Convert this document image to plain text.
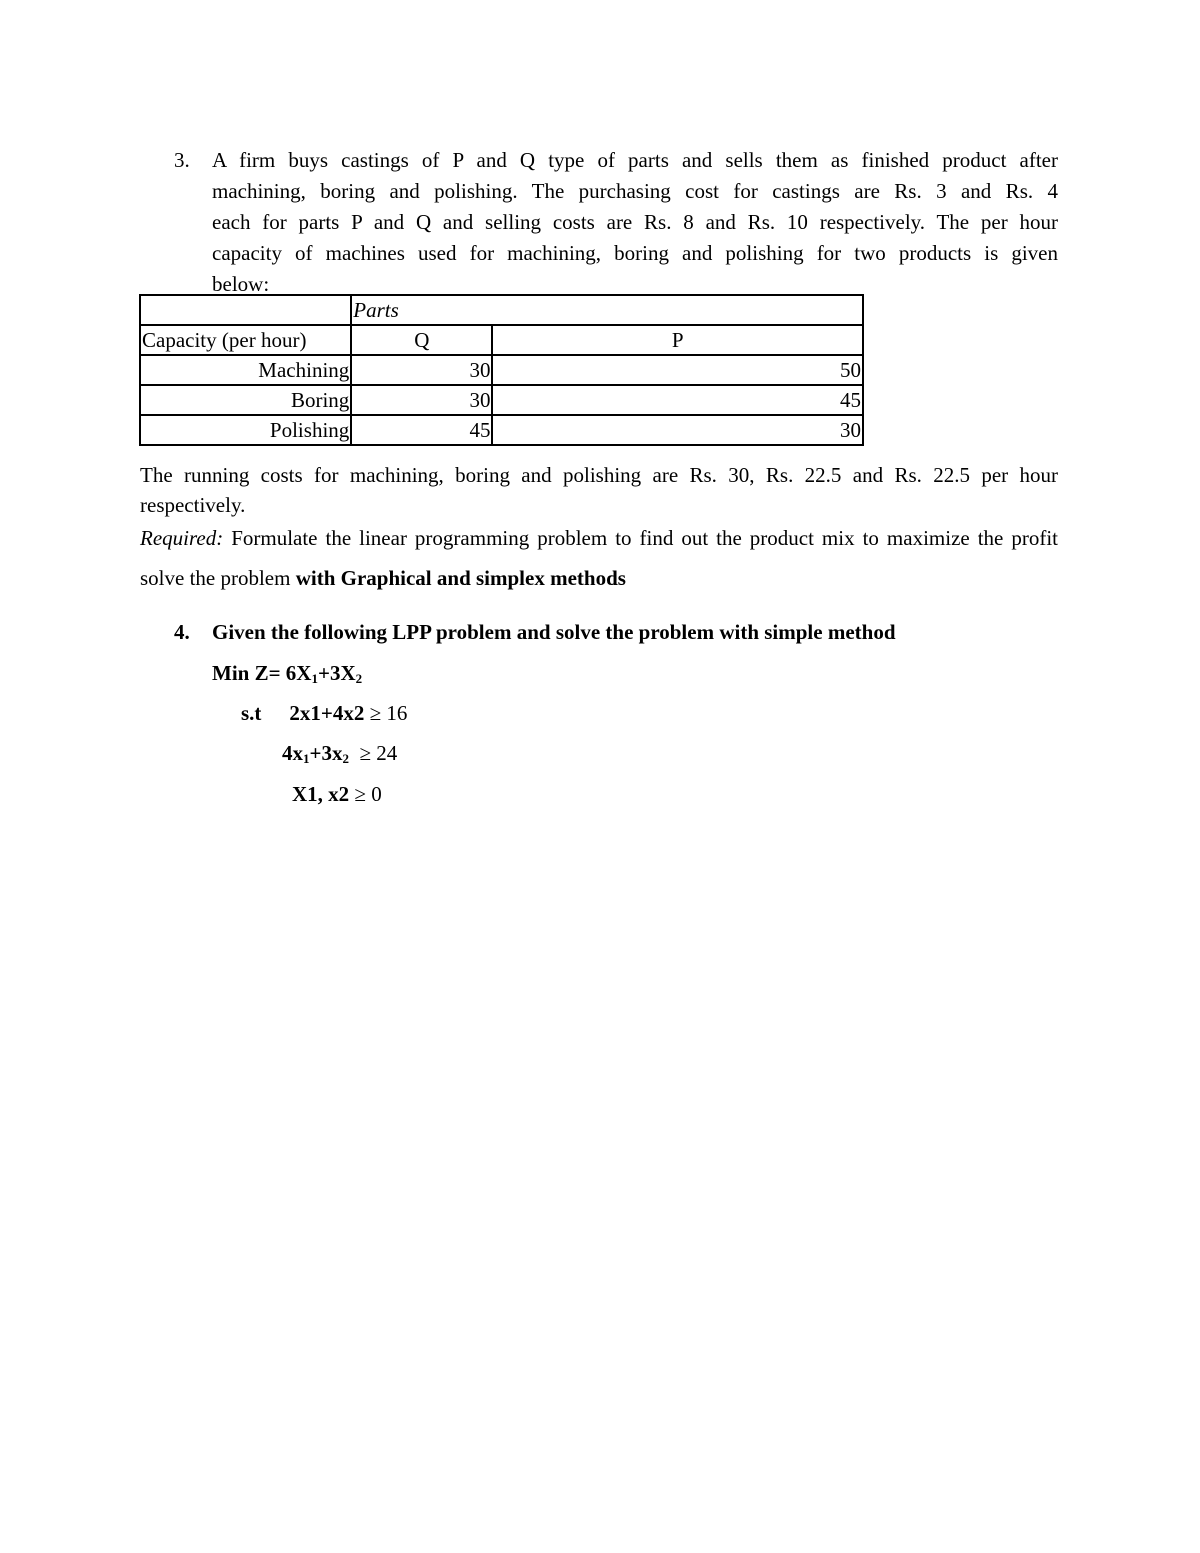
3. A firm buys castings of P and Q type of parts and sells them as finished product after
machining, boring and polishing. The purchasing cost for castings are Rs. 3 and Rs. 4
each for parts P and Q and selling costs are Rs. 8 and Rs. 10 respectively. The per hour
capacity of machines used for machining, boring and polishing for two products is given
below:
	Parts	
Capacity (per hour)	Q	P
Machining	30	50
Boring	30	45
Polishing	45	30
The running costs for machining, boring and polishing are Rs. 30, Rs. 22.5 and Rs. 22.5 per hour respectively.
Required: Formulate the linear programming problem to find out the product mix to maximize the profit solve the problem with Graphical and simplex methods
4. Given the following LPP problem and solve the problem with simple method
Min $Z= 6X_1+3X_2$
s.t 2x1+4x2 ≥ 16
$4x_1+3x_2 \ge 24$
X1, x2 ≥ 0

...

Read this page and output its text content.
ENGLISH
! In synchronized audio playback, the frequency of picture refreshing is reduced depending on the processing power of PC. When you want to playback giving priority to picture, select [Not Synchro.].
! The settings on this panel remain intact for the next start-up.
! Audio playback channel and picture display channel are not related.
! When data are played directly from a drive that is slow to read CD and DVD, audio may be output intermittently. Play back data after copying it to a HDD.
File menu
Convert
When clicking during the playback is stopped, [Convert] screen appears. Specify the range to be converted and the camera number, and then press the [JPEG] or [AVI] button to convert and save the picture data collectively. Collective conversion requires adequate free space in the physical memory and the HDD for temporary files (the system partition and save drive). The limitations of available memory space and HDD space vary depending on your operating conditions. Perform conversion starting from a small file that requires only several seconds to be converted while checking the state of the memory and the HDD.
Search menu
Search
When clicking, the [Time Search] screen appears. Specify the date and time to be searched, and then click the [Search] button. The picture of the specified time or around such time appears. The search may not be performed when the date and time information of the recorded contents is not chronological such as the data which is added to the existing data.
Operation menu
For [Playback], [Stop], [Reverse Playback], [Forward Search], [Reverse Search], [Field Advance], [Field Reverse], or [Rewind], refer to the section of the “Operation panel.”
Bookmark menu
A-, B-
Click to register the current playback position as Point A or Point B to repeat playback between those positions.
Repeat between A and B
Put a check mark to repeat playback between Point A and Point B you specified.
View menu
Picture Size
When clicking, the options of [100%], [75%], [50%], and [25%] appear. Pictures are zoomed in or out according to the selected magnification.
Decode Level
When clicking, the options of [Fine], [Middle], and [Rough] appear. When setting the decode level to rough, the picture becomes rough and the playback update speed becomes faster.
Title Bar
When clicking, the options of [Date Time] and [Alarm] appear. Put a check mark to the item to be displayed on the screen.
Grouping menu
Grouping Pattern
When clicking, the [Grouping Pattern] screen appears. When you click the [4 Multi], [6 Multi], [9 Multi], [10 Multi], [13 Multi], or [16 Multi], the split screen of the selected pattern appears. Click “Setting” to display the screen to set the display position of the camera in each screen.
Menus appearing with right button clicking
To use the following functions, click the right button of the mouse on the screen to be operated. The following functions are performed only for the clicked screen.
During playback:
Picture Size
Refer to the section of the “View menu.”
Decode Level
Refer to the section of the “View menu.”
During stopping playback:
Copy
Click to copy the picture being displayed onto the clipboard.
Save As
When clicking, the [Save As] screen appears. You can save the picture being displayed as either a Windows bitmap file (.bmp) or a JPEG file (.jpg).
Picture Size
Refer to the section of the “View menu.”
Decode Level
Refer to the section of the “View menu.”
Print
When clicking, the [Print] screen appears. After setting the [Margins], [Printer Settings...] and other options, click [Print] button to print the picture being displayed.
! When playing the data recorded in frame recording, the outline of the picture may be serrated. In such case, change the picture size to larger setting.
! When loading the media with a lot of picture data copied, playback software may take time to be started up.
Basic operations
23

What this task involves — From the listing above, collect each line in which the string "text" appears.

Answer to this task —
Convert this document image to plain text.
Read this page and output its text content.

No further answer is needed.